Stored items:
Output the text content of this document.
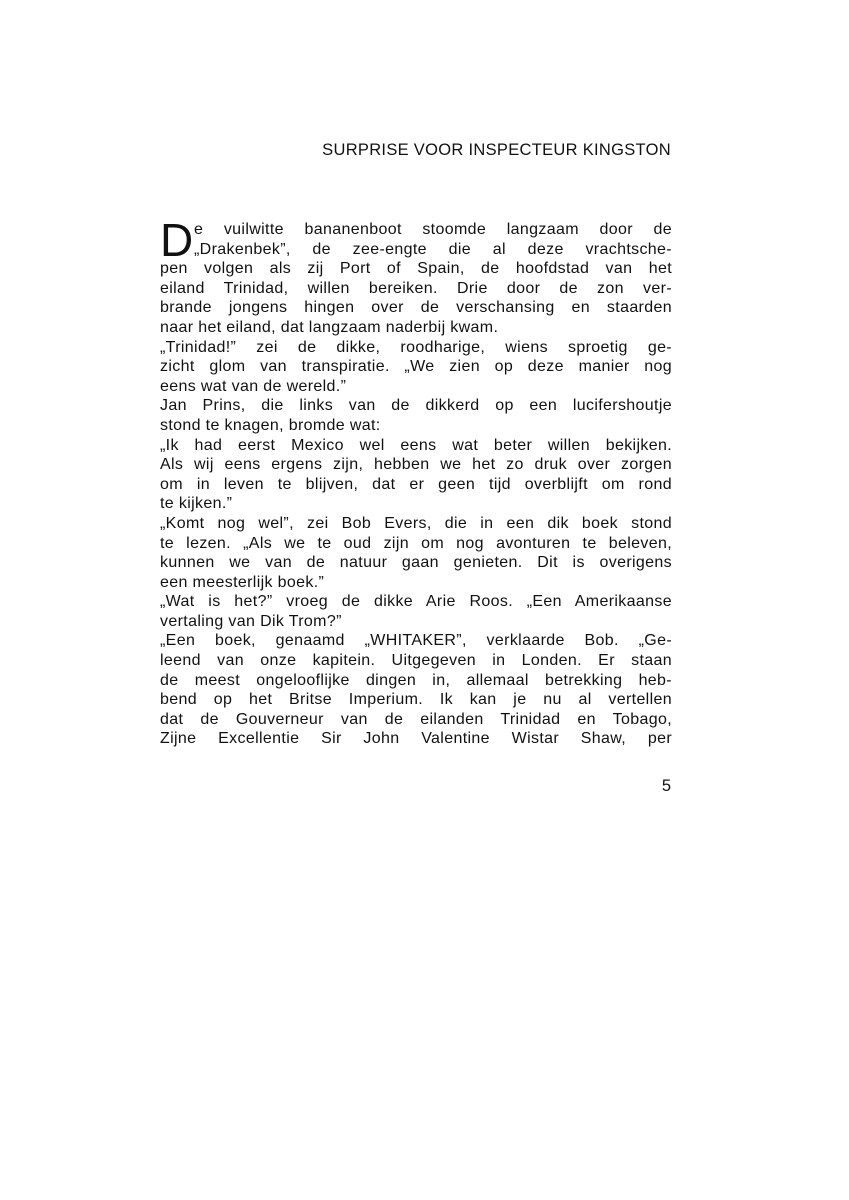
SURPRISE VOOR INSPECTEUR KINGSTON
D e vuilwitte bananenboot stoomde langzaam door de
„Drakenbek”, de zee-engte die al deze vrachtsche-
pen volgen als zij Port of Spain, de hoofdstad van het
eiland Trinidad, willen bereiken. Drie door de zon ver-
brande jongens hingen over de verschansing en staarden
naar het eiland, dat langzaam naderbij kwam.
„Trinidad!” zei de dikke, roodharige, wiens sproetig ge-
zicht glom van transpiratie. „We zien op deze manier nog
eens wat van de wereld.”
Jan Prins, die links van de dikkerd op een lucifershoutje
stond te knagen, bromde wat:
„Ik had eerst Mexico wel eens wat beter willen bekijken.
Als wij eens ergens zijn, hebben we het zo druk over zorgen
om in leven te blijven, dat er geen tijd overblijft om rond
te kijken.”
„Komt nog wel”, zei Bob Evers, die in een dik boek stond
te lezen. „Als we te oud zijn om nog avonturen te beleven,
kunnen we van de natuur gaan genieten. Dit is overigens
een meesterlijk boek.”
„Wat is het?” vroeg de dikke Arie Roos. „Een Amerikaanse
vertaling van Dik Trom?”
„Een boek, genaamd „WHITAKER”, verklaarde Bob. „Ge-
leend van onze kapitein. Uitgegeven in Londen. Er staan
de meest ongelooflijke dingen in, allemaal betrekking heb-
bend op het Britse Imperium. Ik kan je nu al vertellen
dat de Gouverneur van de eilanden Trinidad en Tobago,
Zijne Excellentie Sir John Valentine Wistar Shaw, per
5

--

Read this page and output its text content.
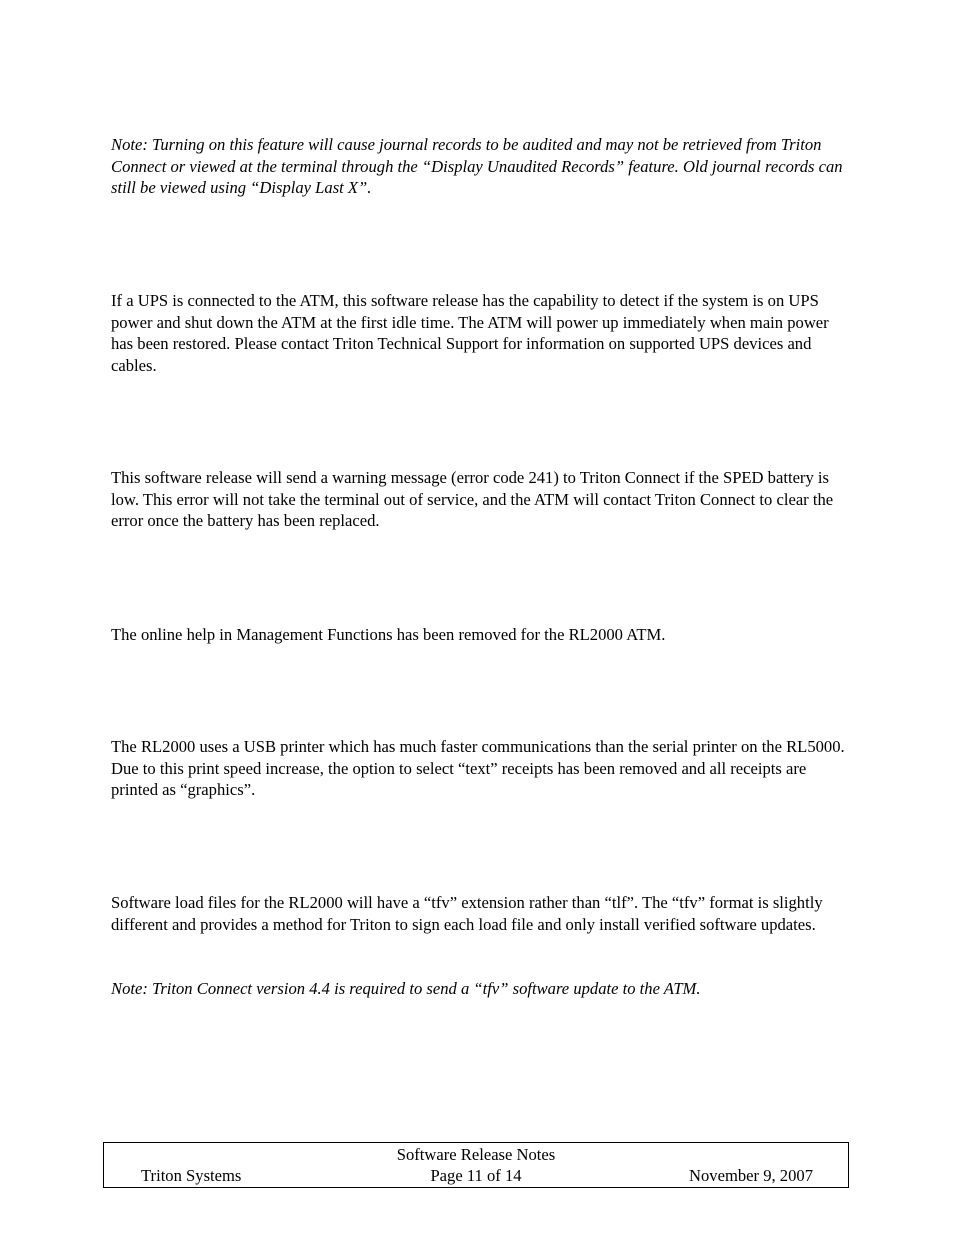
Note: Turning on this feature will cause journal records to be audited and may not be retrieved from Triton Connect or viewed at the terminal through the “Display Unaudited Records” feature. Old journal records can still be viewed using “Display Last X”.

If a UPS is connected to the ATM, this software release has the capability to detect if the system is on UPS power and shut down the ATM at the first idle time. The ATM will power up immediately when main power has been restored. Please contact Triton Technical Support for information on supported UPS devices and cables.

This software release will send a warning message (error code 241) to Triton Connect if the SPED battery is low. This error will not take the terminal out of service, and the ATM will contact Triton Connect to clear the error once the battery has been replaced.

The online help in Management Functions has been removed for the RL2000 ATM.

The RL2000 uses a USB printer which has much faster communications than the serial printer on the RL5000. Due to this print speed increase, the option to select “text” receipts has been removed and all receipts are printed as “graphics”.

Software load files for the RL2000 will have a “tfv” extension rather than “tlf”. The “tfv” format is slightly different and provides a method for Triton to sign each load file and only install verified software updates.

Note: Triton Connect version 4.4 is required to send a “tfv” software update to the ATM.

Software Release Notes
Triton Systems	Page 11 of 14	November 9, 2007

* * *

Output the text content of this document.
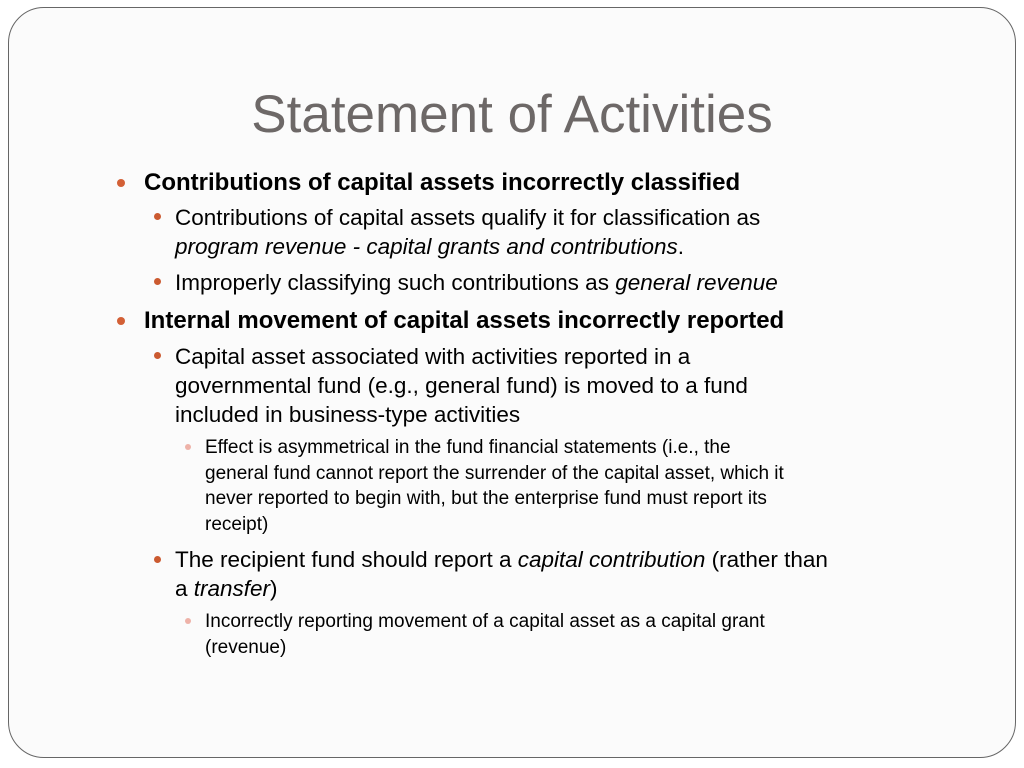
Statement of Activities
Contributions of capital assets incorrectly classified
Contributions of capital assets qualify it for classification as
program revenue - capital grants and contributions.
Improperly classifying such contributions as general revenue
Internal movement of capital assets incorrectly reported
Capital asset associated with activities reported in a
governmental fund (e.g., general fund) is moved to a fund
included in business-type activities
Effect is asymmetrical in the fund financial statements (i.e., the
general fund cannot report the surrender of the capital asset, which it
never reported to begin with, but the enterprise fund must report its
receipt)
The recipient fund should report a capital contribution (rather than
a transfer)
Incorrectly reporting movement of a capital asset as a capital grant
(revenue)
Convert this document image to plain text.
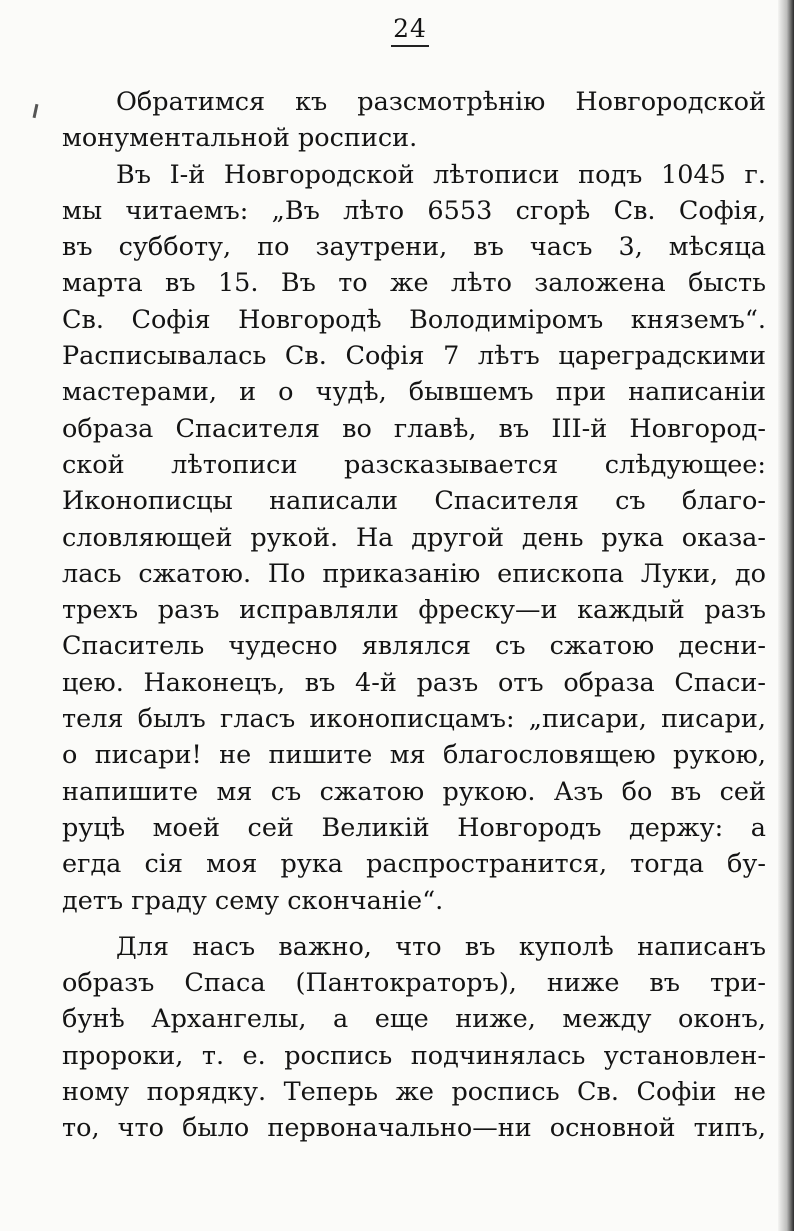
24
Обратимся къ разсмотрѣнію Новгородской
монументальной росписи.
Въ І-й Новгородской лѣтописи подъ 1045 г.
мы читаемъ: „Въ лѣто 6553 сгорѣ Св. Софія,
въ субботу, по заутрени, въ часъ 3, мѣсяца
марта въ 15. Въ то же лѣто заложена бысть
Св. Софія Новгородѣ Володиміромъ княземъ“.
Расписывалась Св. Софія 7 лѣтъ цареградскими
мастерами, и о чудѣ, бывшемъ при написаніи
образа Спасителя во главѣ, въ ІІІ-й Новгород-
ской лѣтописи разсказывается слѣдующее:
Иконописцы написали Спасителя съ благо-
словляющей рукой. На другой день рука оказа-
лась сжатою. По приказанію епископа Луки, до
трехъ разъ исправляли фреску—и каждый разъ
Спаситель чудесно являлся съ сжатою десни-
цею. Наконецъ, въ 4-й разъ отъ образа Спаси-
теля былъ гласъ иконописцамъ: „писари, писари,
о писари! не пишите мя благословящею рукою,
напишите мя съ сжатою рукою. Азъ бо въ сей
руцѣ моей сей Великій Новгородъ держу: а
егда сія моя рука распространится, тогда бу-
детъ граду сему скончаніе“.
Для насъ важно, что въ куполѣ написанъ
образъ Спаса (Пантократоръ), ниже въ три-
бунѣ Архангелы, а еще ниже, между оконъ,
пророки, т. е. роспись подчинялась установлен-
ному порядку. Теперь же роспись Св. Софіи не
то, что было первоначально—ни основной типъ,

> **Exercise instructions**
Select all lines in the listing that include the word "fund".

> **Answer to this task**
governmental fund (e.g., general fund) is moved to a fund
Effect is asymmetrical in the fund financial statements (i.e., the
general fund cannot report the surrender of the capital asset, which it
never reported to begin with, but the enterprise fund must report its
The recipient fund should report a capital contribution (rather than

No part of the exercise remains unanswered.